EXERCISE OBJECTIVE: Output all of the entries exactly as written.

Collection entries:

——————

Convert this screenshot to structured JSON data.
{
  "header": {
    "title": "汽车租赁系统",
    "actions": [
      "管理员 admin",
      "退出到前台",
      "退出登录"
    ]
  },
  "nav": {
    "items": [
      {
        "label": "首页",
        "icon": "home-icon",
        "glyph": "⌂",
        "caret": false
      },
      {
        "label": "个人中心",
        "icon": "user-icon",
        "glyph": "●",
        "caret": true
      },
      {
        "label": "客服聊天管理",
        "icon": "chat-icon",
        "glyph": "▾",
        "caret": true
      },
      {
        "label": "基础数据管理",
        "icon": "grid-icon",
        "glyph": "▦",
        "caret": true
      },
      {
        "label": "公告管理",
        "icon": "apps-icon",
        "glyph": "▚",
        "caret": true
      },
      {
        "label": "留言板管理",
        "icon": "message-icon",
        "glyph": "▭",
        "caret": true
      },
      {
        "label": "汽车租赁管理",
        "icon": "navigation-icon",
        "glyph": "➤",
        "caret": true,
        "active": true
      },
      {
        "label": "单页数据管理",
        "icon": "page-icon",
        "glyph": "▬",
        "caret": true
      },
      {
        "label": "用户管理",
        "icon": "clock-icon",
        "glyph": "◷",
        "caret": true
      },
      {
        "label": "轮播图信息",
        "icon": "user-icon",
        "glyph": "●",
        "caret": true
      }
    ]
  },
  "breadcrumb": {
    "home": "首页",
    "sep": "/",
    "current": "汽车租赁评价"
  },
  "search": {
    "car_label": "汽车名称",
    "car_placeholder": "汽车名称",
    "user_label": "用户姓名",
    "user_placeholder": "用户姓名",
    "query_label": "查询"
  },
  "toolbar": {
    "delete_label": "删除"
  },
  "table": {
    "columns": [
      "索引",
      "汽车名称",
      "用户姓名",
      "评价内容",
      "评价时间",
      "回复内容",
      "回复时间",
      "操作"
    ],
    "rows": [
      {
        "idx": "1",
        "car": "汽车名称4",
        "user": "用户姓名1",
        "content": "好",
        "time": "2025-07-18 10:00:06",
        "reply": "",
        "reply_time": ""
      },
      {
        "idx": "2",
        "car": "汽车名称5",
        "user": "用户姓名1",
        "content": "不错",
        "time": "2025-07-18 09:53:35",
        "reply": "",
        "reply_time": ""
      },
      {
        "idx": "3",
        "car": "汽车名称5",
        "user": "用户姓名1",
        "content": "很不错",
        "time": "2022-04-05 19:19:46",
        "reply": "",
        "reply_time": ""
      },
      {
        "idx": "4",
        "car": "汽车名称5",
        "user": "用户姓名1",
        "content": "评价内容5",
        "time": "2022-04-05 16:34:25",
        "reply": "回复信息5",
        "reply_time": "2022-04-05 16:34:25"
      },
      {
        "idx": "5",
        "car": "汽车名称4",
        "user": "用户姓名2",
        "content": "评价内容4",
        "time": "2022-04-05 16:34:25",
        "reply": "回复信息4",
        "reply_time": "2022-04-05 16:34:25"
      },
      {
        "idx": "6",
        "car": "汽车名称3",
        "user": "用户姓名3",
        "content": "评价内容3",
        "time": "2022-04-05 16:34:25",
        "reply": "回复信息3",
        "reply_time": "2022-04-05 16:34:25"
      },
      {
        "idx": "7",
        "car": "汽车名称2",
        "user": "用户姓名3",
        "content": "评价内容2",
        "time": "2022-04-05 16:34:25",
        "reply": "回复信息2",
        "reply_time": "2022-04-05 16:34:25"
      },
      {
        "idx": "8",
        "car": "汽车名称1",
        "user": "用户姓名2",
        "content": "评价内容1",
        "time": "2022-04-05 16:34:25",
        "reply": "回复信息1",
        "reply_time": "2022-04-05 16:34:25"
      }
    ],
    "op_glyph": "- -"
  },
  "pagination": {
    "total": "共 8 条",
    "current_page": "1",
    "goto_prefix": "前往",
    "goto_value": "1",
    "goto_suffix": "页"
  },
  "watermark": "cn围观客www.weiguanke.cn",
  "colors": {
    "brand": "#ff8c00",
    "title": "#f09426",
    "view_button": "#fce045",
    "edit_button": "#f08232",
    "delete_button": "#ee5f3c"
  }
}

——————

CORRECT ANSWER:
Convert this screenshot to structured JSON data.
{
  "header": {
    "title": "汽车租赁系统",
    "actions": [
      "管理员 admin",
      "退出到前台",
      "退出登录"
    ]
  },
  "nav": {
    "items": [
      {
        "label": "首页",
        "icon": "home-icon",
        "glyph": "⌂",
        "caret": false
      },
      {
        "label": "个人中心",
        "icon": "user-icon",
        "glyph": "●",
        "caret": true
      },
      {
        "label": "客服聊天管理",
        "icon": "chat-icon",
        "glyph": "▾",
        "caret": true
      },
      {
        "label": "基础数据管理",
        "icon": "grid-icon",
        "glyph": "▦",
        "caret": true
      },
      {
        "label": "公告管理",
        "icon": "apps-icon",
        "glyph": "▚",
        "caret": true
      },
      {
        "label": "留言板管理",
        "icon": "message-icon",
        "glyph": "▭",
        "caret": true
      },
      {
        "label": "汽车租赁管理",
        "icon": "navigation-icon",
        "glyph": "➤",
        "caret": true,
        "active": true
      },
      {
        "label": "单页数据管理",
        "icon": "page-icon",
        "glyph": "▬",
        "caret": true
      },
      {
        "label": "用户管理",
        "icon": "clock-icon",
        "glyph": "◷",
        "caret": true
      },
      {
        "label": "轮播图信息",
        "icon": "user-icon",
        "glyph": "●",
        "caret": true
      }
    ]
  },
  "breadcrumb": {
    "home": "首页",
    "sep": "/",
    "current": "汽车租赁评价"
  },
  "search": {
    "car_label": "汽车名称",
    "car_placeholder": "汽车名称",
    "user_label": "用户姓名",
    "user_placeholder": "用户姓名",
    "query_label": "查询"
  },
  "toolbar": {
    "delete_label": "删除"
  },
  "table": {
    "columns": [
      "索引",
      "汽车名称",
      "用户姓名",
      "评价内容",
      "评价时间",
      "回复内容",
      "回复时间",
      "操作"
    ],
    "rows": [
      {
        "idx": "1",
        "car": "汽车名称4",
        "user": "用户姓名1",
        "content": "好",
        "time": "2025-07-18 10:00:06",
        "reply": "",
        "reply_time": ""
      },
      {
        "idx": "2",
        "car": "汽车名称5",
        "user": "用户姓名1",
        "content": "不错",
        "time": "2025-07-18 09:53:35",
        "reply": "",
        "reply_time": ""
      },
      {
        "idx": "3",
        "car": "汽车名称5",
        "user": "用户姓名1",
        "content": "很不错",
        "time": "2022-04-05 19:19:46",
        "reply": "",
        "reply_time": ""
      },
      {
        "idx": "4",
        "car": "汽车名称5",
        "user": "用户姓名1",
        "content": "评价内容5",
        "time": "2022-04-05 16:34:25",
        "reply": "回复信息5",
        "reply_time": "2022-04-05 16:34:25"
      },
      {
        "idx": "5",
        "car": "汽车名称4",
        "user": "用户姓名2",
        "content": "评价内容4",
        "time": "2022-04-05 16:34:25",
        "reply": "回复信息4",
        "reply_time": "2022-04-05 16:34:25"
      },
      {
        "idx": "6",
        "car": "汽车名称3",
        "user": "用户姓名3",
        "content": "评价内容3",
        "time": "2022-04-05 16:34:25",
        "reply": "回复信息3",
        "reply_time": "2022-04-05 16:34:25"
      },
      {
        "idx": "7",
        "car": "汽车名称2",
        "user": "用户姓名3",
        "content": "评价内容2",
        "time": "2022-04-05 16:34:25",
        "reply": "回复信息2",
        "reply_time": "2022-04-05 16:34:25"
      },
      {
        "idx": "8",
        "car": "汽车名称1",
        "user": "用户姓名2",
        "content": "评价内容1",
        "time": "2022-04-05 16:34:25",
        "reply": "回复信息1",
        "reply_time": "2022-04-05 16:34:25"
      }
    ],
    "op_glyph": "- -"
  },
  "pagination": {
    "total": "共 8 条",
    "current_page": "1",
    "goto_prefix": "前往",
    "goto_value": "1",
    "goto_suffix": "页"
  },
  "watermark": "cn围观客www.weiguanke.cn",
  "colors": {
    "brand": "#ff8c00",
    "title": "#f09426",
    "view_button": "#fce045",
    "edit_button": "#f08232",
    "delete_button": "#ee5f3c"
  }
}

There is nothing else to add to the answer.